Objective ->
Every record below is to be retyped exactly.
── Given entries
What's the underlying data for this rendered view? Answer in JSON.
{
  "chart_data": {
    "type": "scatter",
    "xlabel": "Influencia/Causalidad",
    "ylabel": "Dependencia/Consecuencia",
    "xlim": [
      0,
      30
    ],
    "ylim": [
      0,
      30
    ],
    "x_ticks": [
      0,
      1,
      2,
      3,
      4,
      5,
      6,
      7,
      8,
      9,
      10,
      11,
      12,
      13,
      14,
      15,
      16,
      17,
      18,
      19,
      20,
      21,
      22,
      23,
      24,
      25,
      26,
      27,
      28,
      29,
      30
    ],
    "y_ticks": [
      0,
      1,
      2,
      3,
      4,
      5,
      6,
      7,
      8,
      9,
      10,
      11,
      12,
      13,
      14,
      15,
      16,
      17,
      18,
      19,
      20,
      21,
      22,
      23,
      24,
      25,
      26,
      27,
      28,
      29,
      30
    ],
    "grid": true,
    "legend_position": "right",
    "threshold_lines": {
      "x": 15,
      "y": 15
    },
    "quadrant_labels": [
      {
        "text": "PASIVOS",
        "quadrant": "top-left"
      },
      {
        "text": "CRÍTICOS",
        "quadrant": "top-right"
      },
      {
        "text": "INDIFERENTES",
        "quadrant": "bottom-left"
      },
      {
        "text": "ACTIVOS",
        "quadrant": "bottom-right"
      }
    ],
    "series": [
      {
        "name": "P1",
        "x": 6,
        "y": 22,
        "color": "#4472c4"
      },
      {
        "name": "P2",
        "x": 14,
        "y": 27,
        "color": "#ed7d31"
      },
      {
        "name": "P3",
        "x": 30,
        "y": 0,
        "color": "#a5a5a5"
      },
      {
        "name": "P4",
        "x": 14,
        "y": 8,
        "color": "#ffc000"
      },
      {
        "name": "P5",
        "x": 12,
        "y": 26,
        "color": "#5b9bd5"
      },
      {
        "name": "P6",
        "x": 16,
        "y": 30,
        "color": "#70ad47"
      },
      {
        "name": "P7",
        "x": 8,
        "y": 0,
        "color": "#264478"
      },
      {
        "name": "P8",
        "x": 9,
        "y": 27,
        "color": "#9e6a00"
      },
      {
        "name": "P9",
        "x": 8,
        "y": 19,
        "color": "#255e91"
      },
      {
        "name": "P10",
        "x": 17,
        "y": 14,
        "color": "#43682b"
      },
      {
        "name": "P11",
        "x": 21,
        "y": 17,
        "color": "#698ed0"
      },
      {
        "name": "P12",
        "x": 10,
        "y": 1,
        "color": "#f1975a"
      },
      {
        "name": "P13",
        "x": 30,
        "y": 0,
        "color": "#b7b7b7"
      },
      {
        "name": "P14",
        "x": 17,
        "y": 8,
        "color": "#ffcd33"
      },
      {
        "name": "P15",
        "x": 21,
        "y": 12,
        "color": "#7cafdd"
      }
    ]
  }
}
────
Answer in full ->
What's the underlying data for this rendered view? Answer in JSON.
{
  "chart_data": {
    "type": "scatter",
    "xlabel": "Influencia/Causalidad",
    "ylabel": "Dependencia/Consecuencia",
    "xlim": [
      0,
      30
    ],
    "ylim": [
      0,
      30
    ],
    "x_ticks": [
      0,
      1,
      2,
      3,
      4,
      5,
      6,
      7,
      8,
      9,
      10,
      11,
      12,
      13,
      14,
      15,
      16,
      17,
      18,
      19,
      20,
      21,
      22,
      23,
      24,
      25,
      26,
      27,
      28,
      29,
      30
    ],
    "y_ticks": [
      0,
      1,
      2,
      3,
      4,
      5,
      6,
      7,
      8,
      9,
      10,
      11,
      12,
      13,
      14,
      15,
      16,
      17,
      18,
      19,
      20,
      21,
      22,
      23,
      24,
      25,
      26,
      27,
      28,
      29,
      30
    ],
    "grid": true,
    "legend_position": "right",
    "threshold_lines": {
      "x": 15,
      "y": 15
    },
    "quadrant_labels": [
      {
        "text": "PASIVOS",
        "quadrant": "top-left"
      },
      {
        "text": "CRÍTICOS",
        "quadrant": "top-right"
      },
      {
        "text": "INDIFERENTES",
        "quadrant": "bottom-left"
      },
      {
        "text": "ACTIVOS",
        "quadrant": "bottom-right"
      }
    ],
    "series": [
      {
        "name": "P1",
        "x": 6,
        "y": 22,
        "color": "#4472c4"
      },
      {
        "name": "P2",
        "x": 14,
        "y": 27,
        "color": "#ed7d31"
      },
      {
        "name": "P3",
        "x": 30,
        "y": 0,
        "color": "#a5a5a5"
      },
      {
        "name": "P4",
        "x": 14,
        "y": 8,
        "color": "#ffc000"
      },
      {
        "name": "P5",
        "x": 12,
        "y": 26,
        "color": "#5b9bd5"
      },
      {
        "name": "P6",
        "x": 16,
        "y": 30,
        "color": "#70ad47"
      },
      {
        "name": "P7",
        "x": 8,
        "y": 0,
        "color": "#264478"
      },
      {
        "name": "P8",
        "x": 9,
        "y": 27,
        "color": "#9e6a00"
      },
      {
        "name": "P9",
        "x": 8,
        "y": 19,
        "color": "#255e91"
      },
      {
        "name": "P10",
        "x": 17,
        "y": 14,
        "color": "#43682b"
      },
      {
        "name": "P11",
        "x": 21,
        "y": 17,
        "color": "#698ed0"
      },
      {
        "name": "P12",
        "x": 10,
        "y": 1,
        "color": "#f1975a"
      },
      {
        "name": "P13",
        "x": 30,
        "y": 0,
        "color": "#b7b7b7"
      },
      {
        "name": "P14",
        "x": 17,
        "y": 8,
        "color": "#ffcd33"
      },
      {
        "name": "P15",
        "x": 21,
        "y": 12,
        "color": "#7cafdd"
      }
    ]
  }
}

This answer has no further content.